[Start PROVIDED RECORDS]
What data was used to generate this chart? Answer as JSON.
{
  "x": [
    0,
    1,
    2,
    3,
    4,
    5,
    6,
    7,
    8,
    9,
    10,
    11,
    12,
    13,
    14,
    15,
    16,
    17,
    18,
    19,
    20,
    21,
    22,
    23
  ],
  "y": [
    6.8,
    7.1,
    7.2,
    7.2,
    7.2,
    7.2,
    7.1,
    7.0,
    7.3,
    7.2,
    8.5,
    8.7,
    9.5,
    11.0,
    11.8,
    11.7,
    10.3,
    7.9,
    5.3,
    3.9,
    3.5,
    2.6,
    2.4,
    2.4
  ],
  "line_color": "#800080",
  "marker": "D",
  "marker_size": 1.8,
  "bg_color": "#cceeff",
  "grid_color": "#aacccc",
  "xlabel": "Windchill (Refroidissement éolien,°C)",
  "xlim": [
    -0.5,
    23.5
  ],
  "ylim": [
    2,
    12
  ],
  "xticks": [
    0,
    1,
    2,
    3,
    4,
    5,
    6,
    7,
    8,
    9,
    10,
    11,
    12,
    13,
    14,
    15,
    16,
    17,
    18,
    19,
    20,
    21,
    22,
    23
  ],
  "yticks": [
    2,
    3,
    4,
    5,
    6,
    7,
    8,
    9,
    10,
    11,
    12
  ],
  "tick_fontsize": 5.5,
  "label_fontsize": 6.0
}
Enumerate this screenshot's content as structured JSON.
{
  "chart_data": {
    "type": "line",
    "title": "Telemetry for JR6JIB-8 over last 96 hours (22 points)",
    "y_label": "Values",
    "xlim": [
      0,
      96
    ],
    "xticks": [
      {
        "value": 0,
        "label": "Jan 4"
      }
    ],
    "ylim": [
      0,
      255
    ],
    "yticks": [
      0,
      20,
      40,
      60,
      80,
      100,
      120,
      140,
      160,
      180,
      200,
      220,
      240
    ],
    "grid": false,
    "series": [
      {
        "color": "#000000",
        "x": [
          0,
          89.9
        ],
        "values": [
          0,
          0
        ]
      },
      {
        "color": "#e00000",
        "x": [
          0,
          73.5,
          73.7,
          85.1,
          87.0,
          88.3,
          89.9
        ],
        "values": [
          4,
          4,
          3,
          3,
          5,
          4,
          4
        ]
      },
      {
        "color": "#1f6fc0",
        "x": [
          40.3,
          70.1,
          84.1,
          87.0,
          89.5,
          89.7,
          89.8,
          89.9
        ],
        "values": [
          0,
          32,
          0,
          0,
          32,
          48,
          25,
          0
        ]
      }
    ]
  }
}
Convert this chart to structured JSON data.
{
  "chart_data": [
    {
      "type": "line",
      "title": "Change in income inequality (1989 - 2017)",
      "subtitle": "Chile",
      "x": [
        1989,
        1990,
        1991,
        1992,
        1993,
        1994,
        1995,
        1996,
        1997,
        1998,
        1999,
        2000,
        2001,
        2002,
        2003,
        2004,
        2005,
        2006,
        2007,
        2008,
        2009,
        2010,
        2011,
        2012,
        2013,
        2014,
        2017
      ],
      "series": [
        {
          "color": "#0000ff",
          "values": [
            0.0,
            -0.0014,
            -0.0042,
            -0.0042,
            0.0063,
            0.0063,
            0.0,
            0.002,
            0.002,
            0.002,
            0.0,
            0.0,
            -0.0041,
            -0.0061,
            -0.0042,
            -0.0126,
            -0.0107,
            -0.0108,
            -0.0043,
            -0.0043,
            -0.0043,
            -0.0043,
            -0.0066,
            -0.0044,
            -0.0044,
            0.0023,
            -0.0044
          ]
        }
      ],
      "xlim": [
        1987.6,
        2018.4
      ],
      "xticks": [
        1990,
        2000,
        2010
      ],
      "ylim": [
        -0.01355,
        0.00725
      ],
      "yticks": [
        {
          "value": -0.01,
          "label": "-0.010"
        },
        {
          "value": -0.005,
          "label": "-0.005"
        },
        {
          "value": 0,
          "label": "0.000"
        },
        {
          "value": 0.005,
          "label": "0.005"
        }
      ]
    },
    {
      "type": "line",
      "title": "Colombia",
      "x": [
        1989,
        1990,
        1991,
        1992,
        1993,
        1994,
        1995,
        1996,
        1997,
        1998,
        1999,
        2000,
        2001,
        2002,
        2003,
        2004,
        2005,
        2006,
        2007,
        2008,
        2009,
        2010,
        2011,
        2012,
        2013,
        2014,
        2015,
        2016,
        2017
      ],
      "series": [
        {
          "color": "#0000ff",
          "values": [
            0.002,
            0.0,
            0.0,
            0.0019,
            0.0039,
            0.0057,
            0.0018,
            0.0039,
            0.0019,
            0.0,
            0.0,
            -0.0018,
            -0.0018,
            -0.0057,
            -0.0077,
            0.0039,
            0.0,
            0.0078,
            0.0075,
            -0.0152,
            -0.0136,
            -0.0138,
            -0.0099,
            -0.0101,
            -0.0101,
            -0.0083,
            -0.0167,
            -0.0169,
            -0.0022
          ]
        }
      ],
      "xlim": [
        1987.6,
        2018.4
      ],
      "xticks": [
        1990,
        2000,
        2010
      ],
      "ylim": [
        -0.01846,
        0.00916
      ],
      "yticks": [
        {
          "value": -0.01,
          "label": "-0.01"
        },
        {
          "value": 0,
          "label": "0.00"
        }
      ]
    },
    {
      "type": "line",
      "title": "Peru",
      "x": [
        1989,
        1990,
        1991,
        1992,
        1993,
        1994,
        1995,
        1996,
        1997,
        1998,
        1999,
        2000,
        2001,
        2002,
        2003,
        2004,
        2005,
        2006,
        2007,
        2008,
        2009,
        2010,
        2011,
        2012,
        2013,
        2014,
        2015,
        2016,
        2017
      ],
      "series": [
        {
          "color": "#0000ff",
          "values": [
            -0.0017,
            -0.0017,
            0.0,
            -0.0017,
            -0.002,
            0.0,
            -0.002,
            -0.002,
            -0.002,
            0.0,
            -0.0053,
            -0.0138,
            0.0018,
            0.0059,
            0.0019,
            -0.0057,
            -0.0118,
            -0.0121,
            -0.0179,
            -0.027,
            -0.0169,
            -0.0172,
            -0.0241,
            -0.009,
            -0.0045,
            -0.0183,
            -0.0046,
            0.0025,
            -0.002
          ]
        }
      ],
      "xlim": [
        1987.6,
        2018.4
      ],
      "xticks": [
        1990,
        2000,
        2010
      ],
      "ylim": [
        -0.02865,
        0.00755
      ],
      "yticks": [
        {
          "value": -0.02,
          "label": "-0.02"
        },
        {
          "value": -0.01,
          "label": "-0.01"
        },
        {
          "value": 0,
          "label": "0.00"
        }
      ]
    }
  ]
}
[End PROVIDED RECORDS]
**TASK STATEMENT**
Print back all the lines verbatim.

**EXERCISE SOLUTION**
What data was used to generate this chart? Answer as JSON.
{
  "x": [
    0,
    1,
    2,
    3,
    4,
    5,
    6,
    7,
    8,
    9,
    10,
    11,
    12,
    13,
    14,
    15,
    16,
    17,
    18,
    19,
    20,
    21,
    22,
    23
  ],
  "y": [
    6.8,
    7.1,
    7.2,
    7.2,
    7.2,
    7.2,
    7.1,
    7.0,
    7.3,
    7.2,
    8.5,
    8.7,
    9.5,
    11.0,
    11.8,
    11.7,
    10.3,
    7.9,
    5.3,
    3.9,
    3.5,
    2.6,
    2.4,
    2.4
  ],
  "line_color": "#800080",
  "marker": "D",
  "marker_size": 1.8,
  "bg_color": "#cceeff",
  "grid_color": "#aacccc",
  "xlabel": "Windchill (Refroidissement éolien,°C)",
  "xlim": [
    -0.5,
    23.5
  ],
  "ylim": [
    2,
    12
  ],
  "xticks": [
    0,
    1,
    2,
    3,
    4,
    5,
    6,
    7,
    8,
    9,
    10,
    11,
    12,
    13,
    14,
    15,
    16,
    17,
    18,
    19,
    20,
    21,
    22,
    23
  ],
  "yticks": [
    2,
    3,
    4,
    5,
    6,
    7,
    8,
    9,
    10,
    11,
    12
  ],
  "tick_fontsize": 5.5,
  "label_fontsize": 6.0
}
Enumerate this screenshot's content as structured JSON.
{
  "chart_data": {
    "type": "line",
    "title": "Telemetry for JR6JIB-8 over last 96 hours (22 points)",
    "y_label": "Values",
    "xlim": [
      0,
      96
    ],
    "xticks": [
      {
        "value": 0,
        "label": "Jan 4"
      }
    ],
    "ylim": [
      0,
      255
    ],
    "yticks": [
      0,
      20,
      40,
      60,
      80,
      100,
      120,
      140,
      160,
      180,
      200,
      220,
      240
    ],
    "grid": false,
    "series": [
      {
        "color": "#000000",
        "x": [
          0,
          89.9
        ],
        "values": [
          0,
          0
        ]
      },
      {
        "color": "#e00000",
        "x": [
          0,
          73.5,
          73.7,
          85.1,
          87.0,
          88.3,
          89.9
        ],
        "values": [
          4,
          4,
          3,
          3,
          5,
          4,
          4
        ]
      },
      {
        "color": "#1f6fc0",
        "x": [
          40.3,
          70.1,
          84.1,
          87.0,
          89.5,
          89.7,
          89.8,
          89.9
        ],
        "values": [
          0,
          32,
          0,
          0,
          32,
          48,
          25,
          0
        ]
      }
    ]
  }
}
Convert this chart to structured JSON data.
{
  "chart_data": [
    {
      "type": "line",
      "title": "Change in income inequality (1989 - 2017)",
      "subtitle": "Chile",
      "x": [
        1989,
        1990,
        1991,
        1992,
        1993,
        1994,
        1995,
        1996,
        1997,
        1998,
        1999,
        2000,
        2001,
        2002,
        2003,
        2004,
        2005,
        2006,
        2007,
        2008,
        2009,
        2010,
        2011,
        2012,
        2013,
        2014,
        2017
      ],
      "series": [
        {
          "color": "#0000ff",
          "values": [
            0.0,
            -0.0014,
            -0.0042,
            -0.0042,
            0.0063,
            0.0063,
            0.0,
            0.002,
            0.002,
            0.002,
            0.0,
            0.0,
            -0.0041,
            -0.0061,
            -0.0042,
            -0.0126,
            -0.0107,
            -0.0108,
            -0.0043,
            -0.0043,
            -0.0043,
            -0.0043,
            -0.0066,
            -0.0044,
            -0.0044,
            0.0023,
            -0.0044
          ]
        }
      ],
      "xlim": [
        1987.6,
        2018.4
      ],
      "xticks": [
        1990,
        2000,
        2010
      ],
      "ylim": [
        -0.01355,
        0.00725
      ],
      "yticks": [
        {
          "value": -0.01,
          "label": "-0.010"
        },
        {
          "value": -0.005,
          "label": "-0.005"
        },
        {
          "value": 0,
          "label": "0.000"
        },
        {
          "value": 0.005,
          "label": "0.005"
        }
      ]
    },
    {
      "type": "line",
      "title": "Colombia",
      "x": [
        1989,
        1990,
        1991,
        1992,
        1993,
        1994,
        1995,
        1996,
        1997,
        1998,
        1999,
        2000,
        2001,
        2002,
        2003,
        2004,
        2005,
        2006,
        2007,
        2008,
        2009,
        2010,
        2011,
        2012,
        2013,
        2014,
        2015,
        2016,
        2017
      ],
      "series": [
        {
          "color": "#0000ff",
          "values": [
            0.002,
            0.0,
            0.0,
            0.0019,
            0.0039,
            0.0057,
            0.0018,
            0.0039,
            0.0019,
            0.0,
            0.0,
            -0.0018,
            -0.0018,
            -0.0057,
            -0.0077,
            0.0039,
            0.0,
            0.0078,
            0.0075,
            -0.0152,
            -0.0136,
            -0.0138,
            -0.0099,
            -0.0101,
            -0.0101,
            -0.0083,
            -0.0167,
            -0.0169,
            -0.0022
          ]
        }
      ],
      "xlim": [
        1987.6,
        2018.4
      ],
      "xticks": [
        1990,
        2000,
        2010
      ],
      "ylim": [
        -0.01846,
        0.00916
      ],
      "yticks": [
        {
          "value": -0.01,
          "label": "-0.01"
        },
        {
          "value": 0,
          "label": "0.00"
        }
      ]
    },
    {
      "type": "line",
      "title": "Peru",
      "x": [
        1989,
        1990,
        1991,
        1992,
        1993,
        1994,
        1995,
        1996,
        1997,
        1998,
        1999,
        2000,
        2001,
        2002,
        2003,
        2004,
        2005,
        2006,
        2007,
        2008,
        2009,
        2010,
        2011,
        2012,
        2013,
        2014,
        2015,
        2016,
        2017
      ],
      "series": [
        {
          "color": "#0000ff",
          "values": [
            -0.0017,
            -0.0017,
            0.0,
            -0.0017,
            -0.002,
            0.0,
            -0.002,
            -0.002,
            -0.002,
            0.0,
            -0.0053,
            -0.0138,
            0.0018,
            0.0059,
            0.0019,
            -0.0057,
            -0.0118,
            -0.0121,
            -0.0179,
            -0.027,
            -0.0169,
            -0.0172,
            -0.0241,
            -0.009,
            -0.0045,
            -0.0183,
            -0.0046,
            0.0025,
            -0.002
          ]
        }
      ],
      "xlim": [
        1987.6,
        2018.4
      ],
      "xticks": [
        1990,
        2000,
        2010
      ],
      "ylim": [
        -0.02865,
        0.00755
      ],
      "yticks": [
        {
          "value": -0.02,
          "label": "-0.02"
        },
        {
          "value": -0.01,
          "label": "-0.01"
        },
        {
          "value": 0,
          "label": "0.00"
        }
      ]
    }
  ]
}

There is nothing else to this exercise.